Stored records:
┌────────

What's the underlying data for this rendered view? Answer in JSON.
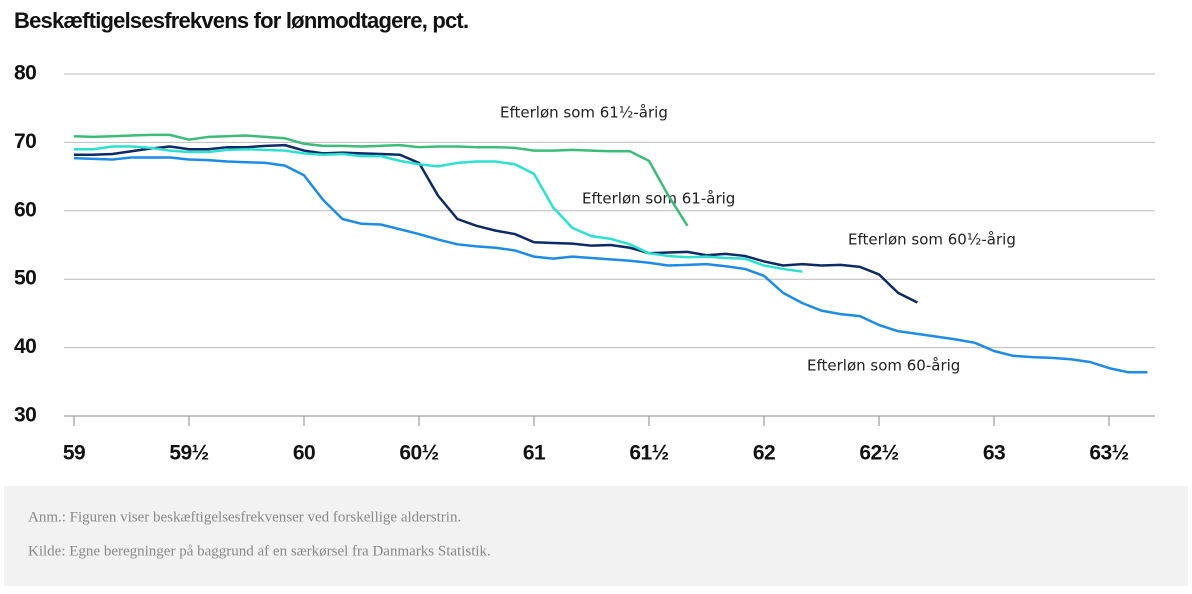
{
  "chart_data": {
    "type": "line",
    "title": "Beskæftigelsesfrekvens for lønmodtagere, pct.",
    "xlim": [
      59,
      63.7
    ],
    "ylim": [
      30,
      80
    ],
    "yticks": [
      30,
      40,
      50,
      60,
      70,
      80
    ],
    "xticks": [
      59,
      {
        "value": 59.5,
        "label": "59½"
      },
      60,
      {
        "value": 60.5,
        "label": "60½"
      },
      61,
      {
        "value": 61.5,
        "label": "61½"
      },
      62,
      {
        "value": 62.5,
        "label": "62½"
      },
      63,
      {
        "value": 63.5,
        "label": "63½"
      }
    ],
    "grid": true,
    "series": [
      {
        "name": "Efterløn som 60-årig",
        "color": "#1e8ce6",
        "x": [
          59,
          59.083,
          59.167,
          59.25,
          59.333,
          59.417,
          59.5,
          59.583,
          59.667,
          59.75,
          59.833,
          59.917,
          60,
          60.083,
          60.167,
          60.25,
          60.333,
          60.417,
          60.5,
          60.583,
          60.667,
          60.75,
          60.833,
          60.917,
          61,
          61.083,
          61.167,
          61.25,
          61.333,
          61.417,
          61.5,
          61.583,
          61.667,
          61.75,
          61.833,
          61.917,
          62,
          62.083,
          62.167,
          62.25,
          62.333,
          62.417,
          62.5,
          62.583,
          62.667,
          62.75,
          62.833,
          62.917,
          63,
          63.083,
          63.167,
          63.25,
          63.333,
          63.417,
          63.5,
          63.583,
          63.667
        ],
        "values": [
          67.7,
          67.6,
          67.5,
          67.8,
          67.8,
          67.8,
          67.5,
          67.4,
          67.2,
          67.1,
          67.0,
          66.6,
          65.2,
          61.6,
          58.8,
          58.1,
          58.0,
          57.3,
          56.6,
          55.8,
          55.1,
          54.8,
          54.6,
          54.2,
          53.3,
          53.0,
          53.3,
          53.1,
          52.9,
          52.7,
          52.4,
          52.0,
          52.1,
          52.2,
          51.9,
          51.5,
          50.5,
          48.0,
          46.5,
          45.4,
          44.9,
          44.6,
          43.3,
          42.4,
          42.0,
          41.6,
          41.2,
          40.7,
          39.5,
          38.8,
          38.6,
          38.5,
          38.3,
          37.9,
          37.0,
          36.4,
          36.4
        ]
      },
      {
        "name": "Efterløn som 60½-årig",
        "color": "#0d2a66",
        "x": [
          59,
          59.083,
          59.167,
          59.25,
          59.333,
          59.417,
          59.5,
          59.583,
          59.667,
          59.75,
          59.833,
          59.917,
          60,
          60.083,
          60.167,
          60.25,
          60.333,
          60.417,
          60.5,
          60.583,
          60.667,
          60.75,
          60.833,
          60.917,
          61,
          61.083,
          61.167,
          61.25,
          61.333,
          61.417,
          61.5,
          61.583,
          61.667,
          61.75,
          61.833,
          61.917,
          62,
          62.083,
          62.167,
          62.25,
          62.333,
          62.417,
          62.5,
          62.583,
          62.667
        ],
        "values": [
          68.2,
          68.2,
          68.3,
          68.7,
          69.1,
          69.4,
          69.0,
          69.0,
          69.3,
          69.3,
          69.5,
          69.6,
          68.8,
          68.4,
          68.5,
          68.4,
          68.3,
          68.2,
          67.0,
          62.2,
          58.8,
          57.8,
          57.1,
          56.6,
          55.4,
          55.3,
          55.2,
          54.9,
          55.0,
          54.6,
          53.8,
          53.9,
          54.0,
          53.5,
          53.7,
          53.4,
          52.6,
          52.0,
          52.2,
          52.0,
          52.1,
          51.8,
          50.7,
          48.0,
          46.6
        ]
      },
      {
        "name": "Efterløn som 61-årig",
        "color": "#2ee0cf",
        "x": [
          59,
          59.083,
          59.167,
          59.25,
          59.333,
          59.417,
          59.5,
          59.583,
          59.667,
          59.75,
          59.833,
          59.917,
          60,
          60.083,
          60.167,
          60.25,
          60.333,
          60.417,
          60.5,
          60.583,
          60.667,
          60.75,
          60.833,
          60.917,
          61,
          61.083,
          61.167,
          61.25,
          61.333,
          61.417,
          61.5,
          61.583,
          61.667,
          61.75,
          61.833,
          61.917,
          62,
          62.083,
          62.167
        ],
        "values": [
          69.0,
          69.0,
          69.4,
          69.4,
          69.2,
          68.8,
          68.6,
          68.6,
          68.9,
          69.0,
          68.9,
          68.8,
          68.4,
          68.2,
          68.3,
          68.0,
          68.0,
          67.3,
          66.8,
          66.5,
          67.0,
          67.2,
          67.2,
          66.8,
          65.4,
          60.5,
          57.5,
          56.3,
          55.9,
          55.1,
          53.8,
          53.4,
          53.2,
          53.3,
          53.1,
          53.0,
          52.0,
          51.5,
          51.1
        ]
      },
      {
        "name": "Efterløn som 61½-årig",
        "color": "#3dbb7a",
        "x": [
          59,
          59.083,
          59.167,
          59.25,
          59.333,
          59.417,
          59.5,
          59.583,
          59.667,
          59.75,
          59.833,
          59.917,
          60,
          60.083,
          60.167,
          60.25,
          60.333,
          60.417,
          60.5,
          60.583,
          60.667,
          60.75,
          60.833,
          60.917,
          61,
          61.083,
          61.167,
          61.25,
          61.333,
          61.417,
          61.5,
          61.583,
          61.667
        ],
        "values": [
          70.9,
          70.8,
          70.9,
          71.0,
          71.1,
          71.1,
          70.4,
          70.8,
          70.9,
          71.0,
          70.8,
          70.6,
          69.8,
          69.5,
          69.5,
          69.4,
          69.5,
          69.6,
          69.3,
          69.4,
          69.4,
          69.3,
          69.3,
          69.2,
          68.8,
          68.8,
          68.9,
          68.8,
          68.7,
          68.7,
          67.3,
          62.3,
          57.8
        ]
      }
    ],
    "notes": [
      "Anm.: Figuren viser beskæftigelsesfrekvenser ved forskellige alderstrin.",
      "Kilde: Egne beregninger på baggrund af en særkørsel fra Danmarks Statistik."
    ]
  }
}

└────────

◆ **The problem**
Pictures stay out; reproduce every line of the records exactly.

◆ **Task answer**
What's the underlying data for this rendered view? Answer in JSON.
{
  "chart_data": {
    "type": "line",
    "title": "Beskæftigelsesfrekvens for lønmodtagere, pct.",
    "xlim": [
      59,
      63.7
    ],
    "ylim": [
      30,
      80
    ],
    "yticks": [
      30,
      40,
      50,
      60,
      70,
      80
    ],
    "xticks": [
      59,
      {
        "value": 59.5,
        "label": "59½"
      },
      60,
      {
        "value": 60.5,
        "label": "60½"
      },
      61,
      {
        "value": 61.5,
        "label": "61½"
      },
      62,
      {
        "value": 62.5,
        "label": "62½"
      },
      63,
      {
        "value": 63.5,
        "label": "63½"
      }
    ],
    "grid": true,
    "series": [
      {
        "name": "Efterløn som 60-årig",
        "color": "#1e8ce6",
        "x": [
          59,
          59.083,
          59.167,
          59.25,
          59.333,
          59.417,
          59.5,
          59.583,
          59.667,
          59.75,
          59.833,
          59.917,
          60,
          60.083,
          60.167,
          60.25,
          60.333,
          60.417,
          60.5,
          60.583,
          60.667,
          60.75,
          60.833,
          60.917,
          61,
          61.083,
          61.167,
          61.25,
          61.333,
          61.417,
          61.5,
          61.583,
          61.667,
          61.75,
          61.833,
          61.917,
          62,
          62.083,
          62.167,
          62.25,
          62.333,
          62.417,
          62.5,
          62.583,
          62.667,
          62.75,
          62.833,
          62.917,
          63,
          63.083,
          63.167,
          63.25,
          63.333,
          63.417,
          63.5,
          63.583,
          63.667
        ],
        "values": [
          67.7,
          67.6,
          67.5,
          67.8,
          67.8,
          67.8,
          67.5,
          67.4,
          67.2,
          67.1,
          67.0,
          66.6,
          65.2,
          61.6,
          58.8,
          58.1,
          58.0,
          57.3,
          56.6,
          55.8,
          55.1,
          54.8,
          54.6,
          54.2,
          53.3,
          53.0,
          53.3,
          53.1,
          52.9,
          52.7,
          52.4,
          52.0,
          52.1,
          52.2,
          51.9,
          51.5,
          50.5,
          48.0,
          46.5,
          45.4,
          44.9,
          44.6,
          43.3,
          42.4,
          42.0,
          41.6,
          41.2,
          40.7,
          39.5,
          38.8,
          38.6,
          38.5,
          38.3,
          37.9,
          37.0,
          36.4,
          36.4
        ]
      },
      {
        "name": "Efterløn som 60½-årig",
        "color": "#0d2a66",
        "x": [
          59,
          59.083,
          59.167,
          59.25,
          59.333,
          59.417,
          59.5,
          59.583,
          59.667,
          59.75,
          59.833,
          59.917,
          60,
          60.083,
          60.167,
          60.25,
          60.333,
          60.417,
          60.5,
          60.583,
          60.667,
          60.75,
          60.833,
          60.917,
          61,
          61.083,
          61.167,
          61.25,
          61.333,
          61.417,
          61.5,
          61.583,
          61.667,
          61.75,
          61.833,
          61.917,
          62,
          62.083,
          62.167,
          62.25,
          62.333,
          62.417,
          62.5,
          62.583,
          62.667
        ],
        "values": [
          68.2,
          68.2,
          68.3,
          68.7,
          69.1,
          69.4,
          69.0,
          69.0,
          69.3,
          69.3,
          69.5,
          69.6,
          68.8,
          68.4,
          68.5,
          68.4,
          68.3,
          68.2,
          67.0,
          62.2,
          58.8,
          57.8,
          57.1,
          56.6,
          55.4,
          55.3,
          55.2,
          54.9,
          55.0,
          54.6,
          53.8,
          53.9,
          54.0,
          53.5,
          53.7,
          53.4,
          52.6,
          52.0,
          52.2,
          52.0,
          52.1,
          51.8,
          50.7,
          48.0,
          46.6
        ]
      },
      {
        "name": "Efterløn som 61-årig",
        "color": "#2ee0cf",
        "x": [
          59,
          59.083,
          59.167,
          59.25,
          59.333,
          59.417,
          59.5,
          59.583,
          59.667,
          59.75,
          59.833,
          59.917,
          60,
          60.083,
          60.167,
          60.25,
          60.333,
          60.417,
          60.5,
          60.583,
          60.667,
          60.75,
          60.833,
          60.917,
          61,
          61.083,
          61.167,
          61.25,
          61.333,
          61.417,
          61.5,
          61.583,
          61.667,
          61.75,
          61.833,
          61.917,
          62,
          62.083,
          62.167
        ],
        "values": [
          69.0,
          69.0,
          69.4,
          69.4,
          69.2,
          68.8,
          68.6,
          68.6,
          68.9,
          69.0,
          68.9,
          68.8,
          68.4,
          68.2,
          68.3,
          68.0,
          68.0,
          67.3,
          66.8,
          66.5,
          67.0,
          67.2,
          67.2,
          66.8,
          65.4,
          60.5,
          57.5,
          56.3,
          55.9,
          55.1,
          53.8,
          53.4,
          53.2,
          53.3,
          53.1,
          53.0,
          52.0,
          51.5,
          51.1
        ]
      },
      {
        "name": "Efterløn som 61½-årig",
        "color": "#3dbb7a",
        "x": [
          59,
          59.083,
          59.167,
          59.25,
          59.333,
          59.417,
          59.5,
          59.583,
          59.667,
          59.75,
          59.833,
          59.917,
          60,
          60.083,
          60.167,
          60.25,
          60.333,
          60.417,
          60.5,
          60.583,
          60.667,
          60.75,
          60.833,
          60.917,
          61,
          61.083,
          61.167,
          61.25,
          61.333,
          61.417,
          61.5,
          61.583,
          61.667
        ],
        "values": [
          70.9,
          70.8,
          70.9,
          71.0,
          71.1,
          71.1,
          70.4,
          70.8,
          70.9,
          71.0,
          70.8,
          70.6,
          69.8,
          69.5,
          69.5,
          69.4,
          69.5,
          69.6,
          69.3,
          69.4,
          69.4,
          69.3,
          69.3,
          69.2,
          68.8,
          68.8,
          68.9,
          68.8,
          68.7,
          68.7,
          67.3,
          62.3,
          57.8
        ]
      }
    ],
    "notes": [
      "Anm.: Figuren viser beskæftigelsesfrekvenser ved forskellige alderstrin.",
      "Kilde: Egne beregninger på baggrund af en særkørsel fra Danmarks Statistik."
    ]
  }
}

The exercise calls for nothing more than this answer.